▶ [The problem]
Find every line below that contains the word "ylabel" and copy it out.

▶ [Input records]
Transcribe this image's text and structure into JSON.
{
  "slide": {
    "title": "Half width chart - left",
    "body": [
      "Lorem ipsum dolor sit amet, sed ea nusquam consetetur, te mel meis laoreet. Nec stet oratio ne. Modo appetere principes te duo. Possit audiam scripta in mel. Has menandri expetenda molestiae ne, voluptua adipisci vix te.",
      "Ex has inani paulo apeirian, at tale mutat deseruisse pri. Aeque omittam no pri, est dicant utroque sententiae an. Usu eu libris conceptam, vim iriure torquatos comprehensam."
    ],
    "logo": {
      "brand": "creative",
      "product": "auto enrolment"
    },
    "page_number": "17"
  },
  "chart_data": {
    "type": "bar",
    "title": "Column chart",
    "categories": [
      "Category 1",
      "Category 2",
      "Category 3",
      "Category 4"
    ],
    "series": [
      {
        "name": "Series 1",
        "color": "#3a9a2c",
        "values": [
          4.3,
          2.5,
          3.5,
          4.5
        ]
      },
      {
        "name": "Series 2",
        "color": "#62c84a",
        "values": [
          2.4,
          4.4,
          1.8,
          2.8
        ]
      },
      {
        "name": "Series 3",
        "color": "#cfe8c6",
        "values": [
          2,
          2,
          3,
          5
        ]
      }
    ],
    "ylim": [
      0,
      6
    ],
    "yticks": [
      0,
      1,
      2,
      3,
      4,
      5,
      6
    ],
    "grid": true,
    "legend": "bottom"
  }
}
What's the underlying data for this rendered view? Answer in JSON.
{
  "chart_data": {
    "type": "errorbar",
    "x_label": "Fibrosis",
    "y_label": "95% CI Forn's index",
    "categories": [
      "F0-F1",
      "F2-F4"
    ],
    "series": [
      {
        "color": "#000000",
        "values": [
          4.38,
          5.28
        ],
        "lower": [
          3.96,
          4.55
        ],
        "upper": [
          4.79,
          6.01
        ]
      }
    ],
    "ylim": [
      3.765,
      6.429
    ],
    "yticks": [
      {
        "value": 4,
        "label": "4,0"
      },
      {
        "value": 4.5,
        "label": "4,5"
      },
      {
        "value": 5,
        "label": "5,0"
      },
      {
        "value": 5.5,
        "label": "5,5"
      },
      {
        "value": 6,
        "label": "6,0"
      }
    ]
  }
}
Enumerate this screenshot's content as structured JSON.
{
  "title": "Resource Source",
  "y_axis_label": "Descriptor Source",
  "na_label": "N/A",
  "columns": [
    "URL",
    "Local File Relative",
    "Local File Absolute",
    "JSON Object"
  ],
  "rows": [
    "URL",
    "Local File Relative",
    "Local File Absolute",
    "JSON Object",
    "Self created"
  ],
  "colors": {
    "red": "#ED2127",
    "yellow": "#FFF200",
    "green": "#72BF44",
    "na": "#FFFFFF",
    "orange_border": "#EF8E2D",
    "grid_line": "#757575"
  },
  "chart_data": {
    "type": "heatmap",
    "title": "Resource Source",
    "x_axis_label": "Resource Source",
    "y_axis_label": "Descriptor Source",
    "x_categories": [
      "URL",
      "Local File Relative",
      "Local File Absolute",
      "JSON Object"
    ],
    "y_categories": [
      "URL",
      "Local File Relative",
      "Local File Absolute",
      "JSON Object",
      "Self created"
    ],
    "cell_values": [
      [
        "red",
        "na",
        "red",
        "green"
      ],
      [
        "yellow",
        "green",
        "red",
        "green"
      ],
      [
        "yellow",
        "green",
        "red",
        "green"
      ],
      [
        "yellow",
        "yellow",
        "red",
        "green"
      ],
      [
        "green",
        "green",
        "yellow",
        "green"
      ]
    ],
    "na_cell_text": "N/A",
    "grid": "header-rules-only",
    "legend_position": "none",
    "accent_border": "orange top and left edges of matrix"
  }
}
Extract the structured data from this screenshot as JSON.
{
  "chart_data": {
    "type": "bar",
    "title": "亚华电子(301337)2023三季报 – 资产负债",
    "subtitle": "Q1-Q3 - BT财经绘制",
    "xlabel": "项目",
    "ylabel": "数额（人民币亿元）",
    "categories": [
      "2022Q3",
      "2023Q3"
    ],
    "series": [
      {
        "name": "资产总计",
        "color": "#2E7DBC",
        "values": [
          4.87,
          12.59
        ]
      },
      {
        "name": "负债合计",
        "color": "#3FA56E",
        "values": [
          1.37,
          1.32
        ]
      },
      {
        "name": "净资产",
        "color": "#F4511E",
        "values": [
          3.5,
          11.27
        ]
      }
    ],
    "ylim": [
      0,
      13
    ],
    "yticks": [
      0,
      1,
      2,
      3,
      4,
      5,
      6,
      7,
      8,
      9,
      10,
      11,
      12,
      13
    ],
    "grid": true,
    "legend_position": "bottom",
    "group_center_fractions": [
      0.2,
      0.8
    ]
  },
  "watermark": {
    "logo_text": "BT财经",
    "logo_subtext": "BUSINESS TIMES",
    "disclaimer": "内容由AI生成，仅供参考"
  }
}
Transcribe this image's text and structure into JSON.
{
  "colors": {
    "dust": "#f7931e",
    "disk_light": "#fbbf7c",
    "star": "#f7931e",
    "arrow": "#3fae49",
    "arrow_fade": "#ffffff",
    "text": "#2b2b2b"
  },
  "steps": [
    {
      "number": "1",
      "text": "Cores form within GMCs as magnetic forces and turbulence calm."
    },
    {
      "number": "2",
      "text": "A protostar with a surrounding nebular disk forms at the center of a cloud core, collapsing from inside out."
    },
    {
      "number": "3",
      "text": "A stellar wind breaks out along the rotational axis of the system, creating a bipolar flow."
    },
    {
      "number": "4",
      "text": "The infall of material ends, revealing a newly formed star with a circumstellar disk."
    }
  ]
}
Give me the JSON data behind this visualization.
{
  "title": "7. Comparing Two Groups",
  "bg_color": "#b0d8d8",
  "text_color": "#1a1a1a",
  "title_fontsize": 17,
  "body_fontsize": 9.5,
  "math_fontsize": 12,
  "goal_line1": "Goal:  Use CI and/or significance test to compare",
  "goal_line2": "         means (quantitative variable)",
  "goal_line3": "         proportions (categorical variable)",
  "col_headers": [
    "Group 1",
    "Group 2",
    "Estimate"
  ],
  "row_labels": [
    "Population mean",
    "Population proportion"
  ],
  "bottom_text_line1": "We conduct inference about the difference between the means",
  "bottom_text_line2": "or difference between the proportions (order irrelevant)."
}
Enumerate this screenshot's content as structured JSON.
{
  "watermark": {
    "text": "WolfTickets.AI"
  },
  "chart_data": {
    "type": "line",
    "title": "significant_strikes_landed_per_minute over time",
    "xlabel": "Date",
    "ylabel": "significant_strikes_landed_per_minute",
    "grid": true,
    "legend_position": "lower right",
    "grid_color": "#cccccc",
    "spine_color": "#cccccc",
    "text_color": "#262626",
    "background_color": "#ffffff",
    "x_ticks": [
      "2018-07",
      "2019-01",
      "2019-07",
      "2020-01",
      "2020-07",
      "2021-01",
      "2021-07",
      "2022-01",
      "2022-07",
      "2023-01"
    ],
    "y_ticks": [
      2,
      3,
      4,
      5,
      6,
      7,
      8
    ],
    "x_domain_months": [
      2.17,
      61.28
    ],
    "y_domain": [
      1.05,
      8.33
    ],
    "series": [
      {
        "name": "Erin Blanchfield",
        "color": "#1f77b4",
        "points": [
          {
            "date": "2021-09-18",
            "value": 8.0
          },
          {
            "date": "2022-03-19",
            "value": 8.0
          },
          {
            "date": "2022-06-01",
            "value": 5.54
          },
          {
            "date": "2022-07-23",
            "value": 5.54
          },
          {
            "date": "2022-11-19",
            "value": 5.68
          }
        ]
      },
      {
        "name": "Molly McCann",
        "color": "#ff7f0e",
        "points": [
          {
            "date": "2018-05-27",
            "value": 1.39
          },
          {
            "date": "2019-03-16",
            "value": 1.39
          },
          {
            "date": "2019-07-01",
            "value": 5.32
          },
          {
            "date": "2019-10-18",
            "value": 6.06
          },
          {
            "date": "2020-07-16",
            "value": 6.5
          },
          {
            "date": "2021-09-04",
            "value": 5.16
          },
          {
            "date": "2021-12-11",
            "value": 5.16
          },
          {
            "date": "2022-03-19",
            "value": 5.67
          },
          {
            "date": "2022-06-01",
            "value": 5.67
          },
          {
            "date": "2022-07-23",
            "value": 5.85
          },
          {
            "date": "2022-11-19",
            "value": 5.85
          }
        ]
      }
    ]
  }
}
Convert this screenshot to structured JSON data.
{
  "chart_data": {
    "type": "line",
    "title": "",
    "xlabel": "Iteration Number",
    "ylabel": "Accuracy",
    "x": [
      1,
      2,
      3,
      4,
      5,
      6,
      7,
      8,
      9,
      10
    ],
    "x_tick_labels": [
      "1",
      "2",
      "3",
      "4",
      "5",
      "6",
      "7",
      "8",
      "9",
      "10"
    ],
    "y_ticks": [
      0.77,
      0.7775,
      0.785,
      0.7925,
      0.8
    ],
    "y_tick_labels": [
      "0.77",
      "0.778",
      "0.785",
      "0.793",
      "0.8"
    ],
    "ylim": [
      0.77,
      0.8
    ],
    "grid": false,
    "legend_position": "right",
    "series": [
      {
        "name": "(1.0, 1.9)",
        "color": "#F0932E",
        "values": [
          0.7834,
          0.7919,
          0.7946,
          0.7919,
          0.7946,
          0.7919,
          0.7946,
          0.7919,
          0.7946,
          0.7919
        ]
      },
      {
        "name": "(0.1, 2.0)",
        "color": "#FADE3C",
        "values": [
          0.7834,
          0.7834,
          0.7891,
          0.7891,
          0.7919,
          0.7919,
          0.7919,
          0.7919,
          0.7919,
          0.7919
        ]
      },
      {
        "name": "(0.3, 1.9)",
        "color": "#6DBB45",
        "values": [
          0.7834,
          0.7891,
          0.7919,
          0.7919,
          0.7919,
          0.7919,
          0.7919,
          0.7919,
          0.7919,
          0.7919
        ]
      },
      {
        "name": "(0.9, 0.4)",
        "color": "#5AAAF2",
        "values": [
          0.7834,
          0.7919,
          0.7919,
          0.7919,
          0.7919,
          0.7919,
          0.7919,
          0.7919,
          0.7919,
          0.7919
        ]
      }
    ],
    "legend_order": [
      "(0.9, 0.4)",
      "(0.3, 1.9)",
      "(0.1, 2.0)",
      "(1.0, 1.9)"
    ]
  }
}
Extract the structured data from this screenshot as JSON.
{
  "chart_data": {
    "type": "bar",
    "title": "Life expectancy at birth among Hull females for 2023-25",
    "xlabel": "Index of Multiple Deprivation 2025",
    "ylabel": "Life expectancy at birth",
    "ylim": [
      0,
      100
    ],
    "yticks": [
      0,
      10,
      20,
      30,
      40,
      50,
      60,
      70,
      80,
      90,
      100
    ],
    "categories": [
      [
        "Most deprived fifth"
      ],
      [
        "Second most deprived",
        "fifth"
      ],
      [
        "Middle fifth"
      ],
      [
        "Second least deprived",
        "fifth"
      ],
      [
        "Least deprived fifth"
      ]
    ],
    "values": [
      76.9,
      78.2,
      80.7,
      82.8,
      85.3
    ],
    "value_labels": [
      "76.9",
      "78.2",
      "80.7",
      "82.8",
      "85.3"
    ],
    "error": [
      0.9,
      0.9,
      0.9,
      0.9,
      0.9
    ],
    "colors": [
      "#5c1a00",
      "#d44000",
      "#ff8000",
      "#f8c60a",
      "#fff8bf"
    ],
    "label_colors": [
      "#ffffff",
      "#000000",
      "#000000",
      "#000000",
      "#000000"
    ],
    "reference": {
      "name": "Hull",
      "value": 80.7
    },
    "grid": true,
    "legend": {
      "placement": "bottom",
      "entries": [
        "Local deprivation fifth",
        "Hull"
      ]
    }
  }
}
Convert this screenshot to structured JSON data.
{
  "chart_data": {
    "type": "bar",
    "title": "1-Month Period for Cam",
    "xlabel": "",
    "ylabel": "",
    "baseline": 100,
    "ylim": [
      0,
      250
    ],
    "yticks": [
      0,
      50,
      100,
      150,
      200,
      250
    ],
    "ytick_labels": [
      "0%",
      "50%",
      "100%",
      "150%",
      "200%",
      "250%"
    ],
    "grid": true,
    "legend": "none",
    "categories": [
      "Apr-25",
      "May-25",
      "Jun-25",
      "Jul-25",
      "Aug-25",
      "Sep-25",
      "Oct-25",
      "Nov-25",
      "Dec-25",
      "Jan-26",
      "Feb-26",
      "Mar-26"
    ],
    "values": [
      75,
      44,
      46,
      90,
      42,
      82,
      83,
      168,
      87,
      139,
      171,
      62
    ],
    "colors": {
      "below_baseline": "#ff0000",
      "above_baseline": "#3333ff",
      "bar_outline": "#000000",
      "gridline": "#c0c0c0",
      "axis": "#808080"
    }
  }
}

▶ [Reply]
    "ylabel": "数额（人民币亿元）",
    "ylabel": "significant_strikes_landed_per_minute",
    "ylabel": "Accuracy",
    "ylabel": "Life expectancy at birth",
    "ylabel": "",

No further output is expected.